• [Data rows]:
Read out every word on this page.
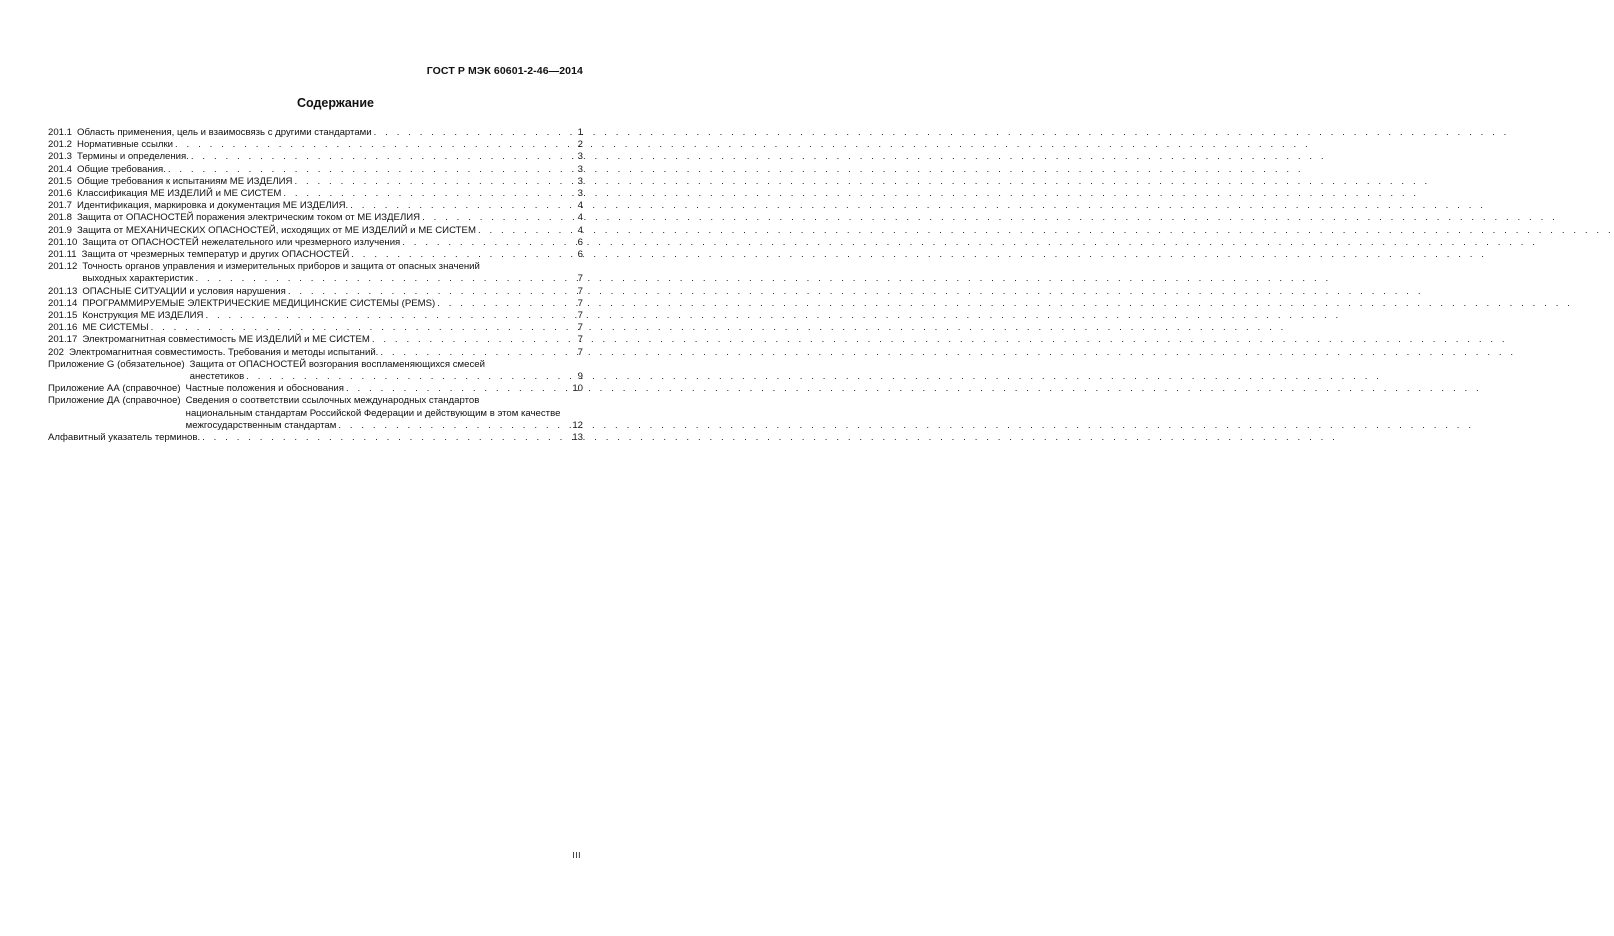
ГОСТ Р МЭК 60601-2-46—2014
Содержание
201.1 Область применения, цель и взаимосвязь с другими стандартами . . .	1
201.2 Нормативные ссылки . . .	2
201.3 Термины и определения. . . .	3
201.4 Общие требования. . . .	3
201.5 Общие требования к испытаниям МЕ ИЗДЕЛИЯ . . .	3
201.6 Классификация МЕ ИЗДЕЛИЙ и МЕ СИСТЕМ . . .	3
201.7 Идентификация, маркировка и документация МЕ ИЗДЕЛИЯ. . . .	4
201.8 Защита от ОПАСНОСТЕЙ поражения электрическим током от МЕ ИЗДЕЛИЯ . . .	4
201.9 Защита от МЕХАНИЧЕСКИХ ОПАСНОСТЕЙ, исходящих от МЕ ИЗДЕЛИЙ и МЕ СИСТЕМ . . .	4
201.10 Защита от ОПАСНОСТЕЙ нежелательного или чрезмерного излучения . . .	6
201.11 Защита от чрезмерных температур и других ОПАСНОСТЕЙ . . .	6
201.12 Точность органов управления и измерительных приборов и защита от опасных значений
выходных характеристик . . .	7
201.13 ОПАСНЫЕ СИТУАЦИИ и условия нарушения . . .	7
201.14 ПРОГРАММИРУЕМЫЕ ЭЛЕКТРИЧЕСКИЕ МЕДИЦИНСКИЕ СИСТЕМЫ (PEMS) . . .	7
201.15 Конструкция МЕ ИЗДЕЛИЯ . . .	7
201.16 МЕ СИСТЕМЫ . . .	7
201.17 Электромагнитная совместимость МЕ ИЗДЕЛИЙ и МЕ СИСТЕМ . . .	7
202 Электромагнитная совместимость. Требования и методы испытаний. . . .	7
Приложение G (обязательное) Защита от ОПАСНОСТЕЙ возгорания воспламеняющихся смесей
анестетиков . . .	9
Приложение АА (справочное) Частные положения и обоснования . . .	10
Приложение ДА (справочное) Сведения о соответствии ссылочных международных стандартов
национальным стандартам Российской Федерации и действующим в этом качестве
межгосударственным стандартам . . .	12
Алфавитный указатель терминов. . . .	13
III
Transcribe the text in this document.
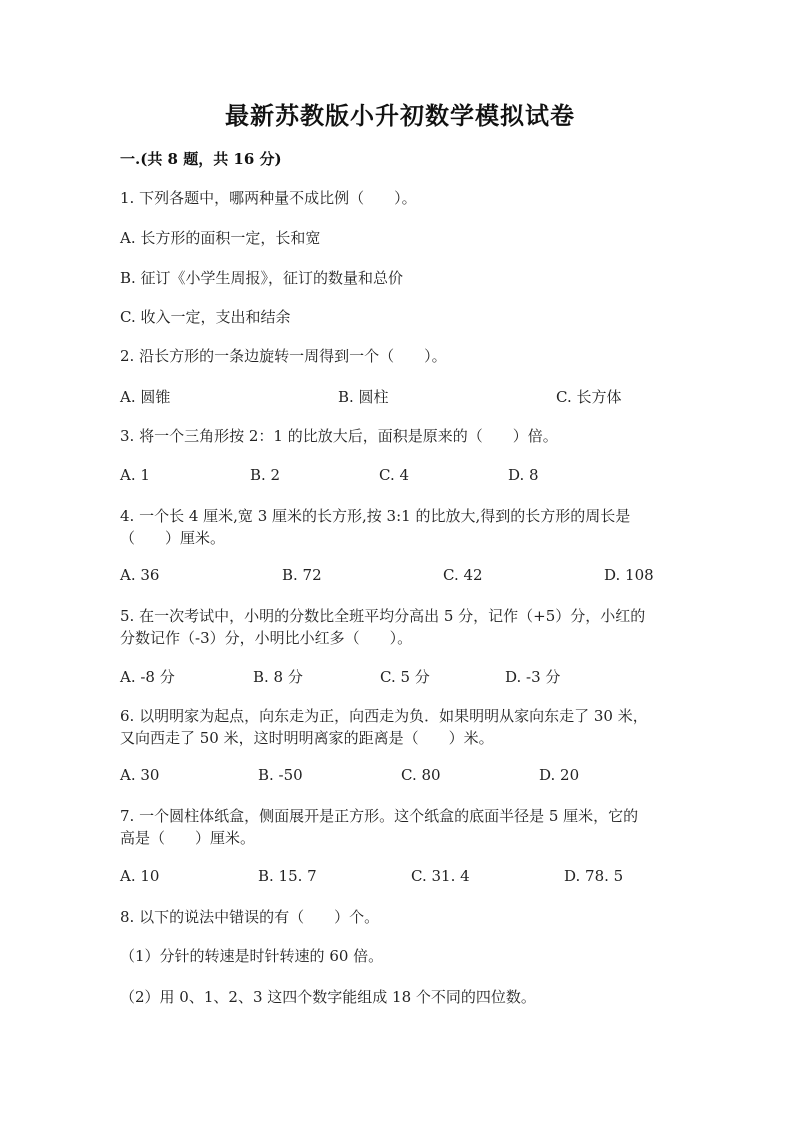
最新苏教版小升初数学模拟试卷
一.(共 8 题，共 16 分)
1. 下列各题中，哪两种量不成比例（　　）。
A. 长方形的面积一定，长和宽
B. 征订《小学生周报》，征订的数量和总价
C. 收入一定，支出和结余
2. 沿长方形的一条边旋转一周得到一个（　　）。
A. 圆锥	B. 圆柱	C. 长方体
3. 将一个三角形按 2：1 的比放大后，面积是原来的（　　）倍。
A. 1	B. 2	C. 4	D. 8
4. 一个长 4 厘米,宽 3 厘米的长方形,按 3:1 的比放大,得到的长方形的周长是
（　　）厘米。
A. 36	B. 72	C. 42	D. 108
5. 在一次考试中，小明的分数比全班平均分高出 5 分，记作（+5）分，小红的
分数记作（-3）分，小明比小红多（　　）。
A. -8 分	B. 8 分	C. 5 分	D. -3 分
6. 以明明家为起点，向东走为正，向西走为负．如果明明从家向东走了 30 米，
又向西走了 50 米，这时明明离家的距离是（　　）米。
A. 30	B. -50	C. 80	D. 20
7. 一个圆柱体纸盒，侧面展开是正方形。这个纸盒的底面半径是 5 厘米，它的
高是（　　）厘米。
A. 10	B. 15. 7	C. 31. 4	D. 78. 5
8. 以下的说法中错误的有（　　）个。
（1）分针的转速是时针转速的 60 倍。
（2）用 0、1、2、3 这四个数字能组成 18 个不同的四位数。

• [Task requirements]:
Pictures in the records above should not be copied. Repeat everything else exactly.

• [Answer to this exercise]:
Read out every word on this page.
ГОСТ Р МЭК 60601-2-46—2014
Содержание
201.1 Область применения, цель и взаимосвязь с другими стандартами . . .	1
201.2 Нормативные ссылки . . .	2
201.3 Термины и определения. . . .	3
201.4 Общие требования. . . .	3
201.5 Общие требования к испытаниям МЕ ИЗДЕЛИЯ . . .	3
201.6 Классификация МЕ ИЗДЕЛИЙ и МЕ СИСТЕМ . . .	3
201.7 Идентификация, маркировка и документация МЕ ИЗДЕЛИЯ. . . .	4
201.8 Защита от ОПАСНОСТЕЙ поражения электрическим током от МЕ ИЗДЕЛИЯ . . .	4
201.9 Защита от МЕХАНИЧЕСКИХ ОПАСНОСТЕЙ, исходящих от МЕ ИЗДЕЛИЙ и МЕ СИСТЕМ . . .	4
201.10 Защита от ОПАСНОСТЕЙ нежелательного или чрезмерного излучения . . .	6
201.11 Защита от чрезмерных температур и других ОПАСНОСТЕЙ . . .	6
201.12 Точность органов управления и измерительных приборов и защита от опасных значений
выходных характеристик . . .	7
201.13 ОПАСНЫЕ СИТУАЦИИ и условия нарушения . . .	7
201.14 ПРОГРАММИРУЕМЫЕ ЭЛЕКТРИЧЕСКИЕ МЕДИЦИНСКИЕ СИСТЕМЫ (PEMS) . . .	7
201.15 Конструкция МЕ ИЗДЕЛИЯ . . .	7
201.16 МЕ СИСТЕМЫ . . .	7
201.17 Электромагнитная совместимость МЕ ИЗДЕЛИЙ и МЕ СИСТЕМ . . .	7
202 Электромагнитная совместимость. Требования и методы испытаний. . . .	7
Приложение G (обязательное) Защита от ОПАСНОСТЕЙ возгорания воспламеняющихся смесей
анестетиков . . .	9
Приложение АА (справочное) Частные положения и обоснования . . .	10
Приложение ДА (справочное) Сведения о соответствии ссылочных международных стандартов
национальным стандартам Российской Федерации и действующим в этом качестве
межгосударственным стандартам . . .	12
Алфавитный указатель терминов. . . .	13
III
Transcribe the text in this document.
最新苏教版小升初数学模拟试卷
一.(共 8 题，共 16 分)
1. 下列各题中，哪两种量不成比例（　　）。
A. 长方形的面积一定，长和宽
B. 征订《小学生周报》，征订的数量和总价
C. 收入一定，支出和结余
2. 沿长方形的一条边旋转一周得到一个（　　）。
A. 圆锥	B. 圆柱	C. 长方体
3. 将一个三角形按 2：1 的比放大后，面积是原来的（　　）倍。
A. 1	B. 2	C. 4	D. 8
4. 一个长 4 厘米,宽 3 厘米的长方形,按 3:1 的比放大,得到的长方形的周长是
（　　）厘米。
A. 36	B. 72	C. 42	D. 108
5. 在一次考试中，小明的分数比全班平均分高出 5 分，记作（+5）分，小红的
分数记作（-3）分，小明比小红多（　　）。
A. -8 分	B. 8 分	C. 5 分	D. -3 分
6. 以明明家为起点，向东走为正，向西走为负．如果明明从家向东走了 30 米，
又向西走了 50 米，这时明明离家的距离是（　　）米。
A. 30	B. -50	C. 80	D. 20
7. 一个圆柱体纸盒，侧面展开是正方形。这个纸盒的底面半径是 5 厘米，它的
高是（　　）厘米。
A. 10	B. 15. 7	C. 31. 4	D. 78. 5
8. 以下的说法中错误的有（　　）个。
（1）分针的转速是时针转速的 60 倍。
（2）用 0、1、2、3 这四个数字能组成 18 个不同的四位数。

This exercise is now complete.